▸ Goal
How many lines of these entries hold the string "кандидата"? Answer with the number alone.

▸ Extracted data
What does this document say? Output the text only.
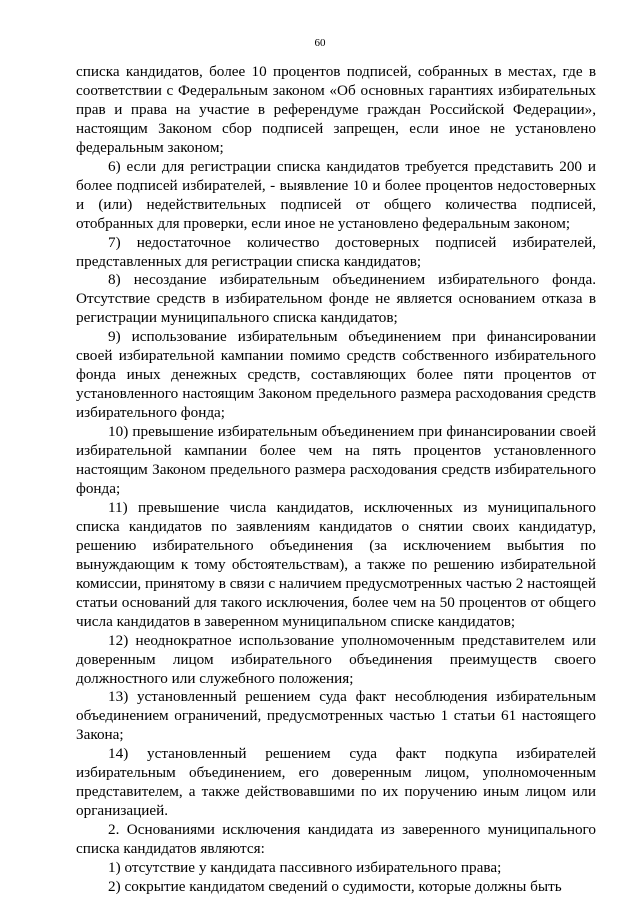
60

списка кандидатов, более 10 процентов подписей, собранных в местах, где в соответствии с Федеральным законом «Об основных гарантиях избирательных прав и права на участие в референдуме граждан Российской Федерации», настоящим Законом сбор подписей запрещен, если иное не установлено федеральным законом;

6) если для регистрации списка кандидатов требуется представить 200 и более подписей избирателей, - выявление 10 и более процентов недостоверных и (или) недействительных подписей от общего количества подписей, отобранных для проверки, если иное не установлено федеральным законом;

7) недостаточное количество достоверных подписей избирателей, представленных для регистрации списка кандидатов;

8) несоздание избирательным объединением избирательного фонда. Отсутствие средств в избирательном фонде не является основанием отказа в регистрации муниципального списка кандидатов;

9) использование избирательным объединением при финансировании своей избирательной кампании помимо средств собственного избирательного фонда иных денежных средств, составляющих более пяти процентов от установленного настоящим Законом предельного размера расходования средств избирательного фонда;

10) превышение избирательным объединением при финансировании своей избирательной кампании более чем на пять процентов установленного настоящим Законом предельного размера расходования средств избирательного фонда;

11) превышение числа кандидатов, исключенных из муниципального списка кандидатов по заявлениям кандидатов о снятии своих кандидатур, решению избирательного объединения (за исключением выбытия по вынуждающим к тому обстоятельствам), а также по решению избирательной комиссии, принятому в связи с наличием предусмотренных частью 2 настоящей статьи оснований для такого исключения, более чем на 50 процентов от общего числа кандидатов в заверенном муниципальном списке кандидатов;

12) неоднократное использование уполномоченным представителем или доверенным лицом избирательного объединения преимуществ своего должностного или служебного положения;

13) установленный решением суда факт несоблюдения избирательным объединением ограничений, предусмотренных частью 1 статьи 61 настоящего Закона;

14) установленный решением суда факт подкупа избирателей избирательным объединением, его доверенным лицом, уполномоченным представителем, а также действовавшими по их поручению иным лицом или организацией.

2. Основаниями исключения кандидата из заверенного муниципального списка кандидатов являются:

1) отсутствие у кандидата пассивного избирательного права;

2) сокрытие кандидатом сведений о судимости, которые должны быть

▸ Output
2